[Input for this task]
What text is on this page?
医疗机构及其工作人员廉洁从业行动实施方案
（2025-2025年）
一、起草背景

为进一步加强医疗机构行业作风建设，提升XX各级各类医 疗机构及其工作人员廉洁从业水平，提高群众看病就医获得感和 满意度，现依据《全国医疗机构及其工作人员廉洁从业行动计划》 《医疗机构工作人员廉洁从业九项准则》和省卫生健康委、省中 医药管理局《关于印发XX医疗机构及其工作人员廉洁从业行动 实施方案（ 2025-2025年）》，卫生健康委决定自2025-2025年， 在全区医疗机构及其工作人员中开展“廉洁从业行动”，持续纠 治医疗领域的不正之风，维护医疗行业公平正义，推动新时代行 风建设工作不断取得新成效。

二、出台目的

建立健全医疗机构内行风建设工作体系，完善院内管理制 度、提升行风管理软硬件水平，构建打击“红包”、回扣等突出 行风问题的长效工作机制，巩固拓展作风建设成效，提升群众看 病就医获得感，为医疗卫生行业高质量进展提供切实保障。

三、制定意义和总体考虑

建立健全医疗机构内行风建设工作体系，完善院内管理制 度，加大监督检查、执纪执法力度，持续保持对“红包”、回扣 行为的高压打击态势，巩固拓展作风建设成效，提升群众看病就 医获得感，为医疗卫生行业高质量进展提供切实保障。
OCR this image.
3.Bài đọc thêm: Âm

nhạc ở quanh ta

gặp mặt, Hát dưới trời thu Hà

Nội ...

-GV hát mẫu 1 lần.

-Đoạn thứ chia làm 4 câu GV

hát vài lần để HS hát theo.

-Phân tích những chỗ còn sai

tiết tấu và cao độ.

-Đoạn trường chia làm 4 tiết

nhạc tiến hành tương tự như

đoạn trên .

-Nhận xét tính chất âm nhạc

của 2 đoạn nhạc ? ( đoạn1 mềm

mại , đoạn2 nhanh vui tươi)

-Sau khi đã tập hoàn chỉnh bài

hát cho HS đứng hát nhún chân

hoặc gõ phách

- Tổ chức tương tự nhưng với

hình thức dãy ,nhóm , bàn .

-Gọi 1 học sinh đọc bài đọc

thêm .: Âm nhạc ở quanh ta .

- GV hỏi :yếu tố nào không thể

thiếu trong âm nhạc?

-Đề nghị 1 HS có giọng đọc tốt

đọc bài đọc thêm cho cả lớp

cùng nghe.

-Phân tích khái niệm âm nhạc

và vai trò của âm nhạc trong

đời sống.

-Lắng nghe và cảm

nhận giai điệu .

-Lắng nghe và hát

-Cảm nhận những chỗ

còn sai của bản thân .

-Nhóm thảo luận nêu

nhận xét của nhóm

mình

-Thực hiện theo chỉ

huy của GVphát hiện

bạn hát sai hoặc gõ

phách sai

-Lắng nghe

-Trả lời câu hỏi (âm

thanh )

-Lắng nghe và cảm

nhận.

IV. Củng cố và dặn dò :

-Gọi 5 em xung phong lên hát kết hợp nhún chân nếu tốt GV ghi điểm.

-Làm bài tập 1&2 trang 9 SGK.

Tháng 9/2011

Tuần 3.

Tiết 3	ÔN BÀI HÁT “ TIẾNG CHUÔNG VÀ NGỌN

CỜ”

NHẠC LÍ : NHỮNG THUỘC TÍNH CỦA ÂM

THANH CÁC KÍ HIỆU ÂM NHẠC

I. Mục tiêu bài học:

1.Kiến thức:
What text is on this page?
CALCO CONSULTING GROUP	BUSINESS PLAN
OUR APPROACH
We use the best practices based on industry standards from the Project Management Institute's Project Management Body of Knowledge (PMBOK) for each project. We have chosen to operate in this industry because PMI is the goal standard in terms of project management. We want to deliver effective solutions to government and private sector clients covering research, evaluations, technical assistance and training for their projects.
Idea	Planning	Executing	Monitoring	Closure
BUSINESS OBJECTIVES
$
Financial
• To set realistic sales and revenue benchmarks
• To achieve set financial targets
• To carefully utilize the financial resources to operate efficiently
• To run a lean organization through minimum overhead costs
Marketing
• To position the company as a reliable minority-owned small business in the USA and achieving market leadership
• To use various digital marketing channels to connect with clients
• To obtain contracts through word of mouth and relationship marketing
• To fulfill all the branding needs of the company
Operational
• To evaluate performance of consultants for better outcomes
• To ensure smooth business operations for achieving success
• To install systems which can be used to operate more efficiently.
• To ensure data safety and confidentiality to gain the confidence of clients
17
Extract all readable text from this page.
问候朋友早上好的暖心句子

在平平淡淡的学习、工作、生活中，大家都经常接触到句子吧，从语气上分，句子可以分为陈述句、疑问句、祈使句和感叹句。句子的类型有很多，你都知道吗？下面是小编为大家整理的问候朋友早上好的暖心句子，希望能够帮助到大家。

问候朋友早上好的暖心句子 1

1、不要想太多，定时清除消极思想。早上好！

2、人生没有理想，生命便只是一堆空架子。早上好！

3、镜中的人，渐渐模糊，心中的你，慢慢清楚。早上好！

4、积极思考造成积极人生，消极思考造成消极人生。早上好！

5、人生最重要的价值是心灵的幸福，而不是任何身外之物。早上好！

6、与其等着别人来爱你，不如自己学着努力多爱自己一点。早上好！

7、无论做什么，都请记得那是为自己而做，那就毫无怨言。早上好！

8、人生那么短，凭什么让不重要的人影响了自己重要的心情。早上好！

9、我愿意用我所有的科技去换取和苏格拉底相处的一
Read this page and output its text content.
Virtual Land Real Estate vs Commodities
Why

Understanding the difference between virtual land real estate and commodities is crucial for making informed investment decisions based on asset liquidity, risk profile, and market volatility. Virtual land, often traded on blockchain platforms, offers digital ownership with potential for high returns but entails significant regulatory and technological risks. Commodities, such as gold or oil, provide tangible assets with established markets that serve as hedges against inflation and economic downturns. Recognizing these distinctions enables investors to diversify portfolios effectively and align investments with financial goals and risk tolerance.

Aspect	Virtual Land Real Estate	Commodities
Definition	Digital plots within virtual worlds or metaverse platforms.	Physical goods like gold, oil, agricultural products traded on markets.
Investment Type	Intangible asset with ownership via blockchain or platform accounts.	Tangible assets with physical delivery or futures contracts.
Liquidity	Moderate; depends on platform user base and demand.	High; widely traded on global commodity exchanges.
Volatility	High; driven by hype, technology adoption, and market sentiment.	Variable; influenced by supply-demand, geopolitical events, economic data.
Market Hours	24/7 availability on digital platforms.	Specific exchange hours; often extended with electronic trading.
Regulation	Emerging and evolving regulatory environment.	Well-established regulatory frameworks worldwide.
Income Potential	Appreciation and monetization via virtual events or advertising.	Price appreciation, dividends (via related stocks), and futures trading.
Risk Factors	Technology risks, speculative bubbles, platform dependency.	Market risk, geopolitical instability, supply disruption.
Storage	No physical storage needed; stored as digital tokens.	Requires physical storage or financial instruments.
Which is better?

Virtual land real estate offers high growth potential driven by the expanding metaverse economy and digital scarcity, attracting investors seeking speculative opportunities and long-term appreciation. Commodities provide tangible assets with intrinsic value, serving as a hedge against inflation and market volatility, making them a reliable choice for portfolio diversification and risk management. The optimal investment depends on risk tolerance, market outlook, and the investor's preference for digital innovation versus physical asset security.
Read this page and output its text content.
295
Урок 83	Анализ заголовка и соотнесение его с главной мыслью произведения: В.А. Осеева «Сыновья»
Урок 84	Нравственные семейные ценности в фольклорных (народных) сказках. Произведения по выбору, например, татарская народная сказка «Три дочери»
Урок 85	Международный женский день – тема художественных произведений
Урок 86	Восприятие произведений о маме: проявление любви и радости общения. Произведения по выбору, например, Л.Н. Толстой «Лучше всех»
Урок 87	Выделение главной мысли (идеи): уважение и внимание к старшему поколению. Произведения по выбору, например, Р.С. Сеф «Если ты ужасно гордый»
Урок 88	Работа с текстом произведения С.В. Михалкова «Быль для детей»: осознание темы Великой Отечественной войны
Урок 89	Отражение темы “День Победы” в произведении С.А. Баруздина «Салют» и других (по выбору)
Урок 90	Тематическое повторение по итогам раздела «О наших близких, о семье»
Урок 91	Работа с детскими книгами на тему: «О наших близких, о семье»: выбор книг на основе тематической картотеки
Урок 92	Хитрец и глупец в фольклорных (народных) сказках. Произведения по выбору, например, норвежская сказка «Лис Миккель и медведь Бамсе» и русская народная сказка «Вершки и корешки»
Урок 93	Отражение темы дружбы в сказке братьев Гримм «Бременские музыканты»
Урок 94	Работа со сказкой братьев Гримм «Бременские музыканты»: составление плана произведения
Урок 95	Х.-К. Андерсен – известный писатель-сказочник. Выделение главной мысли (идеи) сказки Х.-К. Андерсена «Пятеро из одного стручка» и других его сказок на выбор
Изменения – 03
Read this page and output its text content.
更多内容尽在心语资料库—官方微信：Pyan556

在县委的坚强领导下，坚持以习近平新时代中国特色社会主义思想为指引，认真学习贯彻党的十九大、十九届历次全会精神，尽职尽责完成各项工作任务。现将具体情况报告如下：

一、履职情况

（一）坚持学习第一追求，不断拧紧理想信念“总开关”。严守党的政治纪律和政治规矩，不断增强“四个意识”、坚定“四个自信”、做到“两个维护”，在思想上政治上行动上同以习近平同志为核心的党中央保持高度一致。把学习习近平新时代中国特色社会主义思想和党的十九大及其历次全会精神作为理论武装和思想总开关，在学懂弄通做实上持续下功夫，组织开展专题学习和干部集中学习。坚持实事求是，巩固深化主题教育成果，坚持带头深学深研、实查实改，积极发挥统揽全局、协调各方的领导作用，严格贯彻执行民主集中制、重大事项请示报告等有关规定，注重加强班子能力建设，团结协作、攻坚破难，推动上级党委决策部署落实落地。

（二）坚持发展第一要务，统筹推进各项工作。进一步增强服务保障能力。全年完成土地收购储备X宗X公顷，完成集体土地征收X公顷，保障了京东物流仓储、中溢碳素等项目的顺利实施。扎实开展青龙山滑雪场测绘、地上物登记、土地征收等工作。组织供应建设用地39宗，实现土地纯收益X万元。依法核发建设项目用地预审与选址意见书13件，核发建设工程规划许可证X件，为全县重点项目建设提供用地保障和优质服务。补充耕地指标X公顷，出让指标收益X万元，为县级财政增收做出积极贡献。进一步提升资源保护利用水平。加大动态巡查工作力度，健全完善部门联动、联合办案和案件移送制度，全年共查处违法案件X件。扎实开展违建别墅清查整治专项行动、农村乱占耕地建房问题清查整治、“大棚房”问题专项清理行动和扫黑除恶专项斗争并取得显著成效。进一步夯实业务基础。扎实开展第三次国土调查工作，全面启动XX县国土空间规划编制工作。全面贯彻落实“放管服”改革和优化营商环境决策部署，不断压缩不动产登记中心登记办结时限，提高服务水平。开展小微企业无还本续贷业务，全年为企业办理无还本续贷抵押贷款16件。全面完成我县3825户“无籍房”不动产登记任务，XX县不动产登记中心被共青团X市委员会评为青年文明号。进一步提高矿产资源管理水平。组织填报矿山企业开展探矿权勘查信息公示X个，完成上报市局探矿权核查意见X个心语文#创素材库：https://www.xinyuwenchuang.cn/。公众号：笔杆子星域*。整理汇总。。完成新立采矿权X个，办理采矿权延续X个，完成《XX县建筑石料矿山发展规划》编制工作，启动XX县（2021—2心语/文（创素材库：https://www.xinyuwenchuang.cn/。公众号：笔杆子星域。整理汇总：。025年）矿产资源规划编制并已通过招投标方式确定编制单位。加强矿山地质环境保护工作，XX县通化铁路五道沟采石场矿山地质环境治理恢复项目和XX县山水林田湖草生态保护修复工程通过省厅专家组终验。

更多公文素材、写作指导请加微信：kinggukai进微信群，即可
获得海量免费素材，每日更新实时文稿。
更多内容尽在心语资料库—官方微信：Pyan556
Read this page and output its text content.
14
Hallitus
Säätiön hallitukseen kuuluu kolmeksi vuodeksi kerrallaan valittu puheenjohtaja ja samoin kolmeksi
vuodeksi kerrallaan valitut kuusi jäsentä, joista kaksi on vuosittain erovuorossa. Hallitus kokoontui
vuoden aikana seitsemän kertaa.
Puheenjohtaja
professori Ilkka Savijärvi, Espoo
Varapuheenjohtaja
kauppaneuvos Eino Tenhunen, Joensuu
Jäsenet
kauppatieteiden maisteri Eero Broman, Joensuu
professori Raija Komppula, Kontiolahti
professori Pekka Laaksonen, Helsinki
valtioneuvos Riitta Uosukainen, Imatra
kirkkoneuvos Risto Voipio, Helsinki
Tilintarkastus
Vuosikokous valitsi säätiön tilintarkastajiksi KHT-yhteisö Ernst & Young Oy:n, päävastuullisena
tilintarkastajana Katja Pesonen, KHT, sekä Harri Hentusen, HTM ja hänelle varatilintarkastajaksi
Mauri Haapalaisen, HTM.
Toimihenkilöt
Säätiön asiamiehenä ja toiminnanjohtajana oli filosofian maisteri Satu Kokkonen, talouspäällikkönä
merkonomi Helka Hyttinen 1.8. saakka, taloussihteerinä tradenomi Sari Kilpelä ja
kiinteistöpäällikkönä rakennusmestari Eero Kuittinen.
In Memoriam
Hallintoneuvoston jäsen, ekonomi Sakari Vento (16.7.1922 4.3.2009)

[Given instruction]
Looking at the records above, count the lines where the word "chia" appears. State only the number.

[Exercise response]
2